___ TEXT SHOWN ___
Living in Austin renewed Carolyn Wonderland’s focus on her multiple talents, underlining rich vocals with excellent guitar work, trumpet, and piano, as well as that remarkable ability to whistle on key. Despite spending two years homeless (or as she puts it, “van-full,”) Austin has been fertile ground for Carolyn. A series of each-better-than-the-next discs began with Alcohol & Salvation in 2001 (“songs about booze and God; records are a time capsule of what happened that year”) 2003’s “Bloodless Revolution,” The Bismeaux Releases: 2008’s “Miss Understood,” 2011’s “Peace Meal” (recorded at Bismeaux and Levon Helm Studios in Woodstock,) 2015’s “Live Texas Trio”; and here we are with 2017’s “Moon Goes Missing.”
Carolyn also got to stretch out with other bands and notably appears in Jerry Lightfoot’s Band of Wonder’s 2002 release, “Texistentialism” featuring Jerry Lightfoot, Vince Welnick (Grateful Dead, The Tubes, Todd Rundgren,) Carolyn, Barry “Frosty” Smith (Lee Michaels, Sly & the Family Stone, Rare Earth, Soulhat) and Larry Fulcher (Taj Mahal, Phantom Blues Band). She has released many songs for charity, 2016’s “Room at the Inn” (iTunes) benefits Doctors Without Borders, 2013’s “Money in the Game” (featuring Marcia Ball and Shelley King) benefits Planned Parenthood, “the Farmer Song” from “Miss Understood” benefits Farm AID, “Annie’s Scarlet Letter” from “Bloodless Revolution” benefits NORML, 1997 Justice Records released Carolyn’s version of Little Screamin’ Kenny’s holiday lament, “Blue Lights” (featuring Ian McLagan) benefitting MD Anderson Children’s Art Project.
___
*GOAL A*.
In the passage about Carolyn Wonderland, which organization does her 2016 song “Room at the Inn” benefit?
*GOAL B*.
Transcribe the Carolyn Wonderland passage starting at the words "Carolyn also got" and stopping after "Children’s Art Project.".
___ RECORD SET ___
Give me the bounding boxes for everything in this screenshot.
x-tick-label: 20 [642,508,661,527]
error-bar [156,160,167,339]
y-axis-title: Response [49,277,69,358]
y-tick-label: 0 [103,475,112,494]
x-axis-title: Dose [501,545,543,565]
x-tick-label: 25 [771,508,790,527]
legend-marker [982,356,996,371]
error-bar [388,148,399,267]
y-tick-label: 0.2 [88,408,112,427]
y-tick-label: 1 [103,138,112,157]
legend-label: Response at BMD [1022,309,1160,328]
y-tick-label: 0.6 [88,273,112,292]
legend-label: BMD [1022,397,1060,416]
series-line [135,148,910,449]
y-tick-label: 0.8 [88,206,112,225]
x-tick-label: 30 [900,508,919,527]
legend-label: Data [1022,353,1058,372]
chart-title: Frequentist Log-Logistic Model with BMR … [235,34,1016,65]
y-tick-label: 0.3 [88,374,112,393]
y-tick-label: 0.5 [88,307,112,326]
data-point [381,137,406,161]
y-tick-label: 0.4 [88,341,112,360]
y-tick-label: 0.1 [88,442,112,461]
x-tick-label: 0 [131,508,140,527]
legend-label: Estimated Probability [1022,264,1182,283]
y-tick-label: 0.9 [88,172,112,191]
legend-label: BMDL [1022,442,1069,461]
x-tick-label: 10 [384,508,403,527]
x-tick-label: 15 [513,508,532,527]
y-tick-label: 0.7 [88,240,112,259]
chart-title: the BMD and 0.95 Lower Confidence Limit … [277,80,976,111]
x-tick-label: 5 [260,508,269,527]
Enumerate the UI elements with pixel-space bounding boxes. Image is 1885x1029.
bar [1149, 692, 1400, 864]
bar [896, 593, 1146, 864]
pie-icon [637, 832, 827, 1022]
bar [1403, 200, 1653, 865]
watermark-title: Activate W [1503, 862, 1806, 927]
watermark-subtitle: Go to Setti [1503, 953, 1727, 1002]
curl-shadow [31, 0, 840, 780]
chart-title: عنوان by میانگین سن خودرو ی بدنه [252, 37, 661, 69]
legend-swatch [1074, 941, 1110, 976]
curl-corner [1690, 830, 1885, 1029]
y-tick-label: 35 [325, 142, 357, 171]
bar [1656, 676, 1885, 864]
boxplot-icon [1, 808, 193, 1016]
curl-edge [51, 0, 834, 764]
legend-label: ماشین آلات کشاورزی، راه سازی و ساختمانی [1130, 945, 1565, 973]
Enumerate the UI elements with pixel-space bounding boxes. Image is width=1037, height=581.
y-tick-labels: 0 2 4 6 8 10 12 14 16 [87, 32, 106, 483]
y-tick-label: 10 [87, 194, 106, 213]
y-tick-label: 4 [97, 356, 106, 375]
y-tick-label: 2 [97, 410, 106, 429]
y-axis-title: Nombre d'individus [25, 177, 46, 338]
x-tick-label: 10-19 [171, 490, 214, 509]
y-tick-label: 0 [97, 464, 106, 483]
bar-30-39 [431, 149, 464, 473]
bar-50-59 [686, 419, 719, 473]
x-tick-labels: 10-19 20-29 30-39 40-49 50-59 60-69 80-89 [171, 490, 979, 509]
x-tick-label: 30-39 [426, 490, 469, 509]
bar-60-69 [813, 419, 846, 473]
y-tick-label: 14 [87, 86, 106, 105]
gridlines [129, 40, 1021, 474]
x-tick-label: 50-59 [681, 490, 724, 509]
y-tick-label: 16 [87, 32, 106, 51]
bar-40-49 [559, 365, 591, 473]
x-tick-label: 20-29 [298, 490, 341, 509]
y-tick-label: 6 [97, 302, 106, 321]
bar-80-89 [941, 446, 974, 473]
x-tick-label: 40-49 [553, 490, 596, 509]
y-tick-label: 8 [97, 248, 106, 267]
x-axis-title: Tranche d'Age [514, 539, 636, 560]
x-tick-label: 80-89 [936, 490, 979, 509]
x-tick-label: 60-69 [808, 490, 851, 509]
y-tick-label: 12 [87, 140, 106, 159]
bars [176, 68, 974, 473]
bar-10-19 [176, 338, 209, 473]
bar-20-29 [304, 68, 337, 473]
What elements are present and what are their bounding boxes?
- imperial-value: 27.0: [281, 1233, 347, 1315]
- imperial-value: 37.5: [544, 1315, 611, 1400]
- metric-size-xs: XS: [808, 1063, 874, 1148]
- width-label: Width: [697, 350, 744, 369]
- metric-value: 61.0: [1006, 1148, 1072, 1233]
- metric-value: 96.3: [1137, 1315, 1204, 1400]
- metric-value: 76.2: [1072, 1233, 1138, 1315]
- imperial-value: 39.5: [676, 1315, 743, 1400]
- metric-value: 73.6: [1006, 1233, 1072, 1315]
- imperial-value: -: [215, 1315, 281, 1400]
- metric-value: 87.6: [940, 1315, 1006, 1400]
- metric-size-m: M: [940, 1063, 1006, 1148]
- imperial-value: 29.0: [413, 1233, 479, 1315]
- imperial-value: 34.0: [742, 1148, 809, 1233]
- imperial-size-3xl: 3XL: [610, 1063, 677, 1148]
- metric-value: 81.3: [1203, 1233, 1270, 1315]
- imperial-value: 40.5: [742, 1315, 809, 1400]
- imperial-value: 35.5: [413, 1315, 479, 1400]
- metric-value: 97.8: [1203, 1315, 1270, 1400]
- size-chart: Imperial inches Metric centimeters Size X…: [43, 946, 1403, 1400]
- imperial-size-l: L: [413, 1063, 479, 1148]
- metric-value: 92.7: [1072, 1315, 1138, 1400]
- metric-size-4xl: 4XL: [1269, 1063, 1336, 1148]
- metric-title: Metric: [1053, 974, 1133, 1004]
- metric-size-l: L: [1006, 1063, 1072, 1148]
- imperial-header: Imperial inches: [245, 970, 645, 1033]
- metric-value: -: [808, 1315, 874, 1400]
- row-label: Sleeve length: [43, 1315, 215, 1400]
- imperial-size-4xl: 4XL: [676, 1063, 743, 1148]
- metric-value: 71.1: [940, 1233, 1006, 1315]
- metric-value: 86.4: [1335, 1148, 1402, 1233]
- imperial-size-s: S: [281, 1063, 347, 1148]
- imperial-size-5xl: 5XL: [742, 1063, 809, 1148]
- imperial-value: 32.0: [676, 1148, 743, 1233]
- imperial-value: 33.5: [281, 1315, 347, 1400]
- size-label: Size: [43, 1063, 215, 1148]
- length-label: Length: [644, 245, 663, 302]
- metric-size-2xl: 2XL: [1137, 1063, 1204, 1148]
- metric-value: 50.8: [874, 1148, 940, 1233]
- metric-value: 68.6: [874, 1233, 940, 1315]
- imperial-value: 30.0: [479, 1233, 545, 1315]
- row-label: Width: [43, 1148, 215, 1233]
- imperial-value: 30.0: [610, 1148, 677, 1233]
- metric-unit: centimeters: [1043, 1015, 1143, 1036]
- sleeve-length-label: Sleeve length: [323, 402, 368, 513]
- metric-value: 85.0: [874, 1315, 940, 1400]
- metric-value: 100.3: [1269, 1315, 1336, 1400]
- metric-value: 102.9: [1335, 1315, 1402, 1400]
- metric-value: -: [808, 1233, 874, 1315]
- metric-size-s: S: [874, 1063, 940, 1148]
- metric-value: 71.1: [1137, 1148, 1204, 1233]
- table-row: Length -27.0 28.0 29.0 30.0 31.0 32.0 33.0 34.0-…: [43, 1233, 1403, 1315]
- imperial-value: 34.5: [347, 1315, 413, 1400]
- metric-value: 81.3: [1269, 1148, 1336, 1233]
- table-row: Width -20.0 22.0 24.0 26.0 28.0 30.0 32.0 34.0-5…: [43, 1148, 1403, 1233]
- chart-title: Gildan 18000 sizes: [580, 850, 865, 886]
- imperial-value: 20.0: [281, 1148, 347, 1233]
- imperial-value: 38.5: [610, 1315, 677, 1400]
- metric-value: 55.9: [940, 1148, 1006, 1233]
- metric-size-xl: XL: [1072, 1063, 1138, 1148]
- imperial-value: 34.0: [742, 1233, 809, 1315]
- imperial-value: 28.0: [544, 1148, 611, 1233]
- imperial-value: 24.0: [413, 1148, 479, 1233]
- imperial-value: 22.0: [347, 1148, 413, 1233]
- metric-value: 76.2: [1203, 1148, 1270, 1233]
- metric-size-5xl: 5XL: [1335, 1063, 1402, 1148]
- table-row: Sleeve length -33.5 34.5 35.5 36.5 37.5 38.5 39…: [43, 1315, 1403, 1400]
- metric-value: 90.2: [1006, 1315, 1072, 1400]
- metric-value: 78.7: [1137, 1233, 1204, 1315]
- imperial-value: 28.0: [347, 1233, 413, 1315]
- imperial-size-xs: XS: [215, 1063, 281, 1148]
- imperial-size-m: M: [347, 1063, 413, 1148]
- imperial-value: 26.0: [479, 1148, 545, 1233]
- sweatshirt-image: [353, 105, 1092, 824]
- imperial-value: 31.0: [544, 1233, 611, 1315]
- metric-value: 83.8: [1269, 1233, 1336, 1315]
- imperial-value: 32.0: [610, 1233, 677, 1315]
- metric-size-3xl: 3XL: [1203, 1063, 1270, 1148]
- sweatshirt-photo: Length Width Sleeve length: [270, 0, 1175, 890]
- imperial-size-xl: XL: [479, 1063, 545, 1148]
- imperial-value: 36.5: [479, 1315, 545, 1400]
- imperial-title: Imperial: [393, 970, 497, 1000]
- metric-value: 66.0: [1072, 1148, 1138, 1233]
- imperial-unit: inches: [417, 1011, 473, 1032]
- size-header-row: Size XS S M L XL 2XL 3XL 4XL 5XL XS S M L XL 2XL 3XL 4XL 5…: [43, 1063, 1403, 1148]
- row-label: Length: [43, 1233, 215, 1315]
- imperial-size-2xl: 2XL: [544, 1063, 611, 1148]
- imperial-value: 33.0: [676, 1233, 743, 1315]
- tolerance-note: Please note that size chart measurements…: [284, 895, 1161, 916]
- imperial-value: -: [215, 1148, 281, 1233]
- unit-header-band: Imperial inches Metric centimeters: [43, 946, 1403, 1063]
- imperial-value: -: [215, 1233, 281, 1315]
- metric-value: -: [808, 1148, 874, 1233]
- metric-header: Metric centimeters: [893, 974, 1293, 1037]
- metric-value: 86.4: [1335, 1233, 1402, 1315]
___
*FINISHED ANSWER A*.
Doctors Without Borders

*FINISHED ANSWER B*.
Carolyn also got to stretch out with other bands and notably appears in Jerry Lightfoot’s Band of Wonder’s 2002 release, “Texistentialism” featuring Jerry Lightfoot, Vince Welnick (Grateful Dead, The Tubes, Todd Rundgren,) Carolyn, Barry “Frosty” Smith (Lee Michaels, Sly & the Family Stone, Rare Earth, Soulhat) and Larry Fulcher (Taj Mahal, Phantom Blues Band). She has released many songs for charity, 2016’s “Room at the Inn” (iTunes) benefits Doctors Without Borders, 2013’s “Money in the Game” (featuring Marcia Ball and Shelley King) benefits Planned Parenthood, “the Farmer Song” from “Miss Understood” benefits Farm AID, “Annie’s Scarlet Letter” from “Bloodless Revolution” benefits NORML, 1997 Justice Records released Carolyn’s version of Little Screamin’ Kenny’s holiday lament, “Blue Lights” (featuring Ian McLagan) benefitting MD Anderson Children’s Art Project.